§ **TASK INSTRUCTIONS**
The entries that follow should be written out exactly.

--- start DATA SHOWN ---

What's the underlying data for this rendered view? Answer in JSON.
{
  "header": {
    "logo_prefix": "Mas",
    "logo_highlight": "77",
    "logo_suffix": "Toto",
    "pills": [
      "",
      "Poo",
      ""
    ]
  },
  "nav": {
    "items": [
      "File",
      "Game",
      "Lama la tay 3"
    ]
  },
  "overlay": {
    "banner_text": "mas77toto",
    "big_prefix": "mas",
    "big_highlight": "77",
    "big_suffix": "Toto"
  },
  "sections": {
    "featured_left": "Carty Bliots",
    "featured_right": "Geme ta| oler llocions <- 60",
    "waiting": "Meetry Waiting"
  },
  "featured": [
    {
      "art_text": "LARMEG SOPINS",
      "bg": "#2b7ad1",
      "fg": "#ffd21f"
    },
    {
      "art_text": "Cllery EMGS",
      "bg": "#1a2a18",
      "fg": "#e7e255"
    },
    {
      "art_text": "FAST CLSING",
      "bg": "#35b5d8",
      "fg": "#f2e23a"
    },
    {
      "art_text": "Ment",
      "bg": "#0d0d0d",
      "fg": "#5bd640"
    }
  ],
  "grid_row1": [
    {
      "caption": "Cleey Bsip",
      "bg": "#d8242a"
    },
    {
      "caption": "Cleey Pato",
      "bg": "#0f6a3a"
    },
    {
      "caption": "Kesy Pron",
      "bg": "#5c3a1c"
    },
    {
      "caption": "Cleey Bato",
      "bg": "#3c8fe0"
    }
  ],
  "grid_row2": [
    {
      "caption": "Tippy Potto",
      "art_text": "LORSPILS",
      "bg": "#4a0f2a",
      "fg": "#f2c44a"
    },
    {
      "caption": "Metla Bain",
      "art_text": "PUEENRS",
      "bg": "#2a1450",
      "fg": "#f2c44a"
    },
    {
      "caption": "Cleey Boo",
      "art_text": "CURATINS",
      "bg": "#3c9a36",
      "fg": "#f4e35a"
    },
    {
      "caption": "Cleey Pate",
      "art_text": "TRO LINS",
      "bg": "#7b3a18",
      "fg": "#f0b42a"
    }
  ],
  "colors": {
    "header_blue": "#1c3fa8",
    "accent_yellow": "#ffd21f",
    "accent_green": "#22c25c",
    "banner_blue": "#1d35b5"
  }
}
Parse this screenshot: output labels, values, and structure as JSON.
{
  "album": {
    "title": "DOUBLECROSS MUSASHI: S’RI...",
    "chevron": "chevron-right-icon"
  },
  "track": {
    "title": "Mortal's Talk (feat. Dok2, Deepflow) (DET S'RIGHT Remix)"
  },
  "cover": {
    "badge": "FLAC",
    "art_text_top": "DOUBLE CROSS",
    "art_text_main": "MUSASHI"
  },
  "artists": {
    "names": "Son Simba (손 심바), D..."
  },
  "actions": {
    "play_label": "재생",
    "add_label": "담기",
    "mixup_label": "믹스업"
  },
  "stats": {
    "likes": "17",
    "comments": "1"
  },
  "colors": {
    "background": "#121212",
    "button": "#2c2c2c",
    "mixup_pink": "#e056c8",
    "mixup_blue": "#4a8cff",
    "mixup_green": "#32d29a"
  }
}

--- end DATA SHOWN ---

§ **FULL OUTPUT**
What's the underlying data for this rendered view? Answer in JSON.
{
  "header": {
    "logo_prefix": "Mas",
    "logo_highlight": "77",
    "logo_suffix": "Toto",
    "pills": [
      "",
      "Poo",
      ""
    ]
  },
  "nav": {
    "items": [
      "File",
      "Game",
      "Lama la tay 3"
    ]
  },
  "overlay": {
    "banner_text": "mas77toto",
    "big_prefix": "mas",
    "big_highlight": "77",
    "big_suffix": "Toto"
  },
  "sections": {
    "featured_left": "Carty Bliots",
    "featured_right": "Geme ta| oler llocions <- 60",
    "waiting": "Meetry Waiting"
  },
  "featured": [
    {
      "art_text": "LARMEG SOPINS",
      "bg": "#2b7ad1",
      "fg": "#ffd21f"
    },
    {
      "art_text": "Cllery EMGS",
      "bg": "#1a2a18",
      "fg": "#e7e255"
    },
    {
      "art_text": "FAST CLSING",
      "bg": "#35b5d8",
      "fg": "#f2e23a"
    },
    {
      "art_text": "Ment",
      "bg": "#0d0d0d",
      "fg": "#5bd640"
    }
  ],
  "grid_row1": [
    {
      "caption": "Cleey Bsip",
      "bg": "#d8242a"
    },
    {
      "caption": "Cleey Pato",
      "bg": "#0f6a3a"
    },
    {
      "caption": "Kesy Pron",
      "bg": "#5c3a1c"
    },
    {
      "caption": "Cleey Bato",
      "bg": "#3c8fe0"
    }
  ],
  "grid_row2": [
    {
      "caption": "Tippy Potto",
      "art_text": "LORSPILS",
      "bg": "#4a0f2a",
      "fg": "#f2c44a"
    },
    {
      "caption": "Metla Bain",
      "art_text": "PUEENRS",
      "bg": "#2a1450",
      "fg": "#f2c44a"
    },
    {
      "caption": "Cleey Boo",
      "art_text": "CURATINS",
      "bg": "#3c9a36",
      "fg": "#f4e35a"
    },
    {
      "caption": "Cleey Pate",
      "art_text": "TRO LINS",
      "bg": "#7b3a18",
      "fg": "#f0b42a"
    }
  ],
  "colors": {
    "header_blue": "#1c3fa8",
    "accent_yellow": "#ffd21f",
    "accent_green": "#22c25c",
    "banner_blue": "#1d35b5"
  }
}
Parse this screenshot: output labels, values, and structure as JSON.
{
  "album": {
    "title": "DOUBLECROSS MUSASHI: S’RI...",
    "chevron": "chevron-right-icon"
  },
  "track": {
    "title": "Mortal's Talk (feat. Dok2, Deepflow) (DET S'RIGHT Remix)"
  },
  "cover": {
    "badge": "FLAC",
    "art_text_top": "DOUBLE CROSS",
    "art_text_main": "MUSASHI"
  },
  "artists": {
    "names": "Son Simba (손 심바), D..."
  },
  "actions": {
    "play_label": "재생",
    "add_label": "담기",
    "mixup_label": "믹스업"
  },
  "stats": {
    "likes": "17",
    "comments": "1"
  },
  "colors": {
    "background": "#121212",
    "button": "#2c2c2c",
    "mixup_pink": "#e056c8",
    "mixup_blue": "#4a8cff",
    "mixup_green": "#32d29a"
  }
}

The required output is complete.